— start Given records —

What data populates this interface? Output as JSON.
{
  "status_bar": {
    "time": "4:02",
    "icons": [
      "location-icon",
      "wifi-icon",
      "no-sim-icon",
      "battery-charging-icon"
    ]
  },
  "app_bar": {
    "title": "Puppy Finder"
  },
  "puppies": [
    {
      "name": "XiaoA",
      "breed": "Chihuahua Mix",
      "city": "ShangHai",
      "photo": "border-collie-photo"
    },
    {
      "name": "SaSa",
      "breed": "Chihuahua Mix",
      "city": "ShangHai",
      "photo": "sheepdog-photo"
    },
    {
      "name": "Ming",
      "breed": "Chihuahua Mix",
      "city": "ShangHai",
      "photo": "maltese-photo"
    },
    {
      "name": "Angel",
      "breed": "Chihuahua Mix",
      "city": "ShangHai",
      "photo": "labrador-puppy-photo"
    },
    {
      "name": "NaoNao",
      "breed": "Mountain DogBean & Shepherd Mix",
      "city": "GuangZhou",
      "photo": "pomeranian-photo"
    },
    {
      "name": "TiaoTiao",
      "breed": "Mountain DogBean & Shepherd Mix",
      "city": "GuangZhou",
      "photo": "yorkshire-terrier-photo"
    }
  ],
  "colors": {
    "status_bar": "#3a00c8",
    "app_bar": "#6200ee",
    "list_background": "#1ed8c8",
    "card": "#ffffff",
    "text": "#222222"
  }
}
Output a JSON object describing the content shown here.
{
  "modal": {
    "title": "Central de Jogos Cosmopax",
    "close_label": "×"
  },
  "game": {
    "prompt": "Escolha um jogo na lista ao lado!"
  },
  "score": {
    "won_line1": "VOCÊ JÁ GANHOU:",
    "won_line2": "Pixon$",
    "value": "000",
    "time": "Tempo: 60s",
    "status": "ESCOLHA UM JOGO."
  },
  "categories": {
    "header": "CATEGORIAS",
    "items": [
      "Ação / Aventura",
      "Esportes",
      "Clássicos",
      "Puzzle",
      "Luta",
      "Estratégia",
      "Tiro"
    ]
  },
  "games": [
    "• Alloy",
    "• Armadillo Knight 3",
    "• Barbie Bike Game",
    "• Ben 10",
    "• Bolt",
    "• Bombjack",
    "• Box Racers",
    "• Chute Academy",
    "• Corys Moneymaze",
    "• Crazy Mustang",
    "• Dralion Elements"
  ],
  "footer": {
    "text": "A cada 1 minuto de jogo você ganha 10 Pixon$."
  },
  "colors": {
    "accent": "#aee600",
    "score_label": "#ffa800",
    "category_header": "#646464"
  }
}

— end Given records —

▶ [Given problem]:
Write out exactly the lines of the entries above that run from the line containing "Output a JSON" through the last line, including both.

▶ [Solved exercise]:
Output a JSON object describing the content shown here.
{
  "modal": {
    "title": "Central de Jogos Cosmopax",
    "close_label": "×"
  },
  "game": {
    "prompt": "Escolha um jogo na lista ao lado!"
  },
  "score": {
    "won_line1": "VOCÊ JÁ GANHOU:",
    "won_line2": "Pixon$",
    "value": "000",
    "time": "Tempo: 60s",
    "status": "ESCOLHA UM JOGO."
  },
  "categories": {
    "header": "CATEGORIAS",
    "items": [
      "Ação / Aventura",
      "Esportes",
      "Clássicos",
      "Puzzle",
      "Luta",
      "Estratégia",
      "Tiro"
    ]
  },
  "games": [
    "• Alloy",
    "• Armadillo Knight 3",
    "• Barbie Bike Game",
    "• Ben 10",
    "• Bolt",
    "• Bombjack",
    "• Box Racers",
    "• Chute Academy",
    "• Corys Moneymaze",
    "• Crazy Mustang",
    "• Dralion Elements"
  ],
  "footer": {
    "text": "A cada 1 minuto de jogo você ganha 10 Pixon$."
  },
  "colors": {
    "accent": "#aee600",
    "score_label": "#ffa800",
    "category_header": "#646464"
  }
}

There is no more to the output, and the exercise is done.